* _JOB_
Copy every line of the data that includes the string "levels".

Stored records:
+++
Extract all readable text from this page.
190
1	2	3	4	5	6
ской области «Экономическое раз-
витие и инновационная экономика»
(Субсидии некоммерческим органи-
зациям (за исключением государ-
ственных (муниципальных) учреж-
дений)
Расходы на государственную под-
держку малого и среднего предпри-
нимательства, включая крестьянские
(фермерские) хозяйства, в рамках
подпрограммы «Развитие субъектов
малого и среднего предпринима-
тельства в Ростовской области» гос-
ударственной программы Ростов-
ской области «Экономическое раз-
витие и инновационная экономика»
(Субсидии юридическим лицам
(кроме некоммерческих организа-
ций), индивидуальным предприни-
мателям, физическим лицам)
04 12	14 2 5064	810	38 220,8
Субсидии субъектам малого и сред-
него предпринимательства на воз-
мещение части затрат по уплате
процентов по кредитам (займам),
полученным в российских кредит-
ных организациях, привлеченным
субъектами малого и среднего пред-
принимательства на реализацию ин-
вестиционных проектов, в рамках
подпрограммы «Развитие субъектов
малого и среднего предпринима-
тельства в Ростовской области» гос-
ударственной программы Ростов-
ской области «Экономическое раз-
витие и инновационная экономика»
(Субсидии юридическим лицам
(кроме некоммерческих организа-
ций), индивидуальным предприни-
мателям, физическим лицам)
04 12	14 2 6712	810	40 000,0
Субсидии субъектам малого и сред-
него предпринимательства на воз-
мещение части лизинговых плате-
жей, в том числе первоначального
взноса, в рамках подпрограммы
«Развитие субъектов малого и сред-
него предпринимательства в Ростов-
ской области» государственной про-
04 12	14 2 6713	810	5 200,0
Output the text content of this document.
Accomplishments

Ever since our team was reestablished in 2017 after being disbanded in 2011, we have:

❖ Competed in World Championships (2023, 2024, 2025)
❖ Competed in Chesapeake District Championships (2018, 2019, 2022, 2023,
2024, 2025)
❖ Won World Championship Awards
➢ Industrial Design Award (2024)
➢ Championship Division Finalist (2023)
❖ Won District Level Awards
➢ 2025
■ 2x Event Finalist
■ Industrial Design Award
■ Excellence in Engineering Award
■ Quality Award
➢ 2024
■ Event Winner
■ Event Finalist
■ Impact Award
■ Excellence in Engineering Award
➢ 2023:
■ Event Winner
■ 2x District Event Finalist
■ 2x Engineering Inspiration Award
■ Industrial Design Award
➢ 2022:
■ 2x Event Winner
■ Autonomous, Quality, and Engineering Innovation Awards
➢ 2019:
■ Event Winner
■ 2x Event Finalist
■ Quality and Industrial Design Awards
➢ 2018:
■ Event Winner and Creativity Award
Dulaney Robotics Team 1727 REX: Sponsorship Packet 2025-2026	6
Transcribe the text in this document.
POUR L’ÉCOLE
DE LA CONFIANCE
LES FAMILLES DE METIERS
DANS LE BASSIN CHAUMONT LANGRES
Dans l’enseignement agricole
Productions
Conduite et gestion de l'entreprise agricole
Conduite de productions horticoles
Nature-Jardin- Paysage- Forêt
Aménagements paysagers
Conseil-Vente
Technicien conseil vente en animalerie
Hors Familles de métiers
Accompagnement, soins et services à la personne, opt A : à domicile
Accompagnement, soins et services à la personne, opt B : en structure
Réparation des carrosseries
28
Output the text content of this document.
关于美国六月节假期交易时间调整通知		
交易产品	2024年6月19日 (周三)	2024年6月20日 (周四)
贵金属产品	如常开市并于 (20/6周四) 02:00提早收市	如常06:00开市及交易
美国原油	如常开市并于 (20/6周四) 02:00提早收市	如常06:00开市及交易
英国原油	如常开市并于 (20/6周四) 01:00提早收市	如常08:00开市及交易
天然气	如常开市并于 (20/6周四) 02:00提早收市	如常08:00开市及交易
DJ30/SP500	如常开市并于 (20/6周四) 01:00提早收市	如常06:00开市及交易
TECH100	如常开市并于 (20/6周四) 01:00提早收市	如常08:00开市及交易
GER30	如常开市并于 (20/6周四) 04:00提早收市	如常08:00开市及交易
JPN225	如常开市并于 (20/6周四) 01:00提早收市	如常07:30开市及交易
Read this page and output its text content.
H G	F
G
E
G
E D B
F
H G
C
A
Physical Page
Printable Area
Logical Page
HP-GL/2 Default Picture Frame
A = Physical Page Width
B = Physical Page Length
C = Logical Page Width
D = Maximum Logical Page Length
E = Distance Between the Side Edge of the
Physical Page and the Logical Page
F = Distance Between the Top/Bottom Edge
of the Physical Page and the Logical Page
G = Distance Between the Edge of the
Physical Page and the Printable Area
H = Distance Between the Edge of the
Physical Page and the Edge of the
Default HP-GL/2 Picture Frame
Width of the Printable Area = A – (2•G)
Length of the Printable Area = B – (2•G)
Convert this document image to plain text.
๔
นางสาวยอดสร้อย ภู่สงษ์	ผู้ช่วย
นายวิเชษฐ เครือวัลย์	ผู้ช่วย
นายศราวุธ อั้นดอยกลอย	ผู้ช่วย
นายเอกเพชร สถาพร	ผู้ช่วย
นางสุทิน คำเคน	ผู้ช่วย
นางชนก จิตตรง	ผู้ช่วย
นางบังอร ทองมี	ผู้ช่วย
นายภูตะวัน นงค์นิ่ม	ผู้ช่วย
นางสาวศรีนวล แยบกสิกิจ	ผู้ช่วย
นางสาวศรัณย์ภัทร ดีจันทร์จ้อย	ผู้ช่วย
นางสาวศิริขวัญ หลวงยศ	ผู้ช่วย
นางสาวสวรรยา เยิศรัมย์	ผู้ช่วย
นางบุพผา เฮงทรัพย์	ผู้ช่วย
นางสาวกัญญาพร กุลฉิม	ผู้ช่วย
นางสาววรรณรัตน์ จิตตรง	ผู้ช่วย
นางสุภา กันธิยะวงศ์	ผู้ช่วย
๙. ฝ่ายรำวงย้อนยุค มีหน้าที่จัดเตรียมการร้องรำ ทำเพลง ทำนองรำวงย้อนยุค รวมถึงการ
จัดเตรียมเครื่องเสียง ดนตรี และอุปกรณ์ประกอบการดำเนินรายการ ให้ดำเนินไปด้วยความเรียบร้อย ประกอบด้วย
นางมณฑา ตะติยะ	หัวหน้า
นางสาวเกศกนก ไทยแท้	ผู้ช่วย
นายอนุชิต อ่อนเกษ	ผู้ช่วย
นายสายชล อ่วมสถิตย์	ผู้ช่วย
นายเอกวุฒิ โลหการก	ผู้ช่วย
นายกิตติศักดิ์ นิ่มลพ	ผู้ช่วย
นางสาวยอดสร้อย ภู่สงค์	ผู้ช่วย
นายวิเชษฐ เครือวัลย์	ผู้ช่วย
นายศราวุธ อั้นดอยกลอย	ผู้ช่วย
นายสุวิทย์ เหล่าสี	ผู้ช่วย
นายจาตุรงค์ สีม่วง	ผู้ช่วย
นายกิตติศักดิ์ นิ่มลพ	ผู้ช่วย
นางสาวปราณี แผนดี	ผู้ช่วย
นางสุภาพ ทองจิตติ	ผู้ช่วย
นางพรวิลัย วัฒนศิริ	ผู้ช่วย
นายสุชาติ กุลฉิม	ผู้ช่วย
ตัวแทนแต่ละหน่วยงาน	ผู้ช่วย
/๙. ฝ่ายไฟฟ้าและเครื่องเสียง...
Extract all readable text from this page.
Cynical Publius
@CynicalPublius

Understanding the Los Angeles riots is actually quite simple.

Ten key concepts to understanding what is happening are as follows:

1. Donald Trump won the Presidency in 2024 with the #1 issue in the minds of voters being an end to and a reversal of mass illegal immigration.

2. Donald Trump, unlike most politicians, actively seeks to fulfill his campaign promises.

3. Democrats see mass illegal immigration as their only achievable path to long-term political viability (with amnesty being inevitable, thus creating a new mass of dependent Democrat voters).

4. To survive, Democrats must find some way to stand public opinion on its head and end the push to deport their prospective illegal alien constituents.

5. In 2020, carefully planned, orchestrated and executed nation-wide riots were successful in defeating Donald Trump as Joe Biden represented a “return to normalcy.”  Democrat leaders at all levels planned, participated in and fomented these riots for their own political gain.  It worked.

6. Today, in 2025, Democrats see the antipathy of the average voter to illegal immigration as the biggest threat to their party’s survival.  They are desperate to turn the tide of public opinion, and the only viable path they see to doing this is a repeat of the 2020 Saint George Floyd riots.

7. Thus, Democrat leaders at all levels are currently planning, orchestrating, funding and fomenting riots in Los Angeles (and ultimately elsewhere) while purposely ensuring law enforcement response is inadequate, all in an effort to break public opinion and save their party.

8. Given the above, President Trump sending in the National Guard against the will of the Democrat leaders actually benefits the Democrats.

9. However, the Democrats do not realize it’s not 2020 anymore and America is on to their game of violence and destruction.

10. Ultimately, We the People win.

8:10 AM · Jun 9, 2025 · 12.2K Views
+++
* _FULL SOLUTION_
5. In 2020, carefully planned, orchestrated and executed nation-wide riots were successful in defeating Donald Trump as Joe Biden represented a “return to normalcy.”  Democrat leaders at all levels planned, participated in and fomented these riots for their own political gain.  It worked.
7. Thus, Democrat leaders at all levels are currently planning, orchestrating, funding and fomenting riots in Los Angeles (and ultimately elsewhere) while purposely ensuring law enforcement response is inadequate, all in an effort to break public opinion and save their party.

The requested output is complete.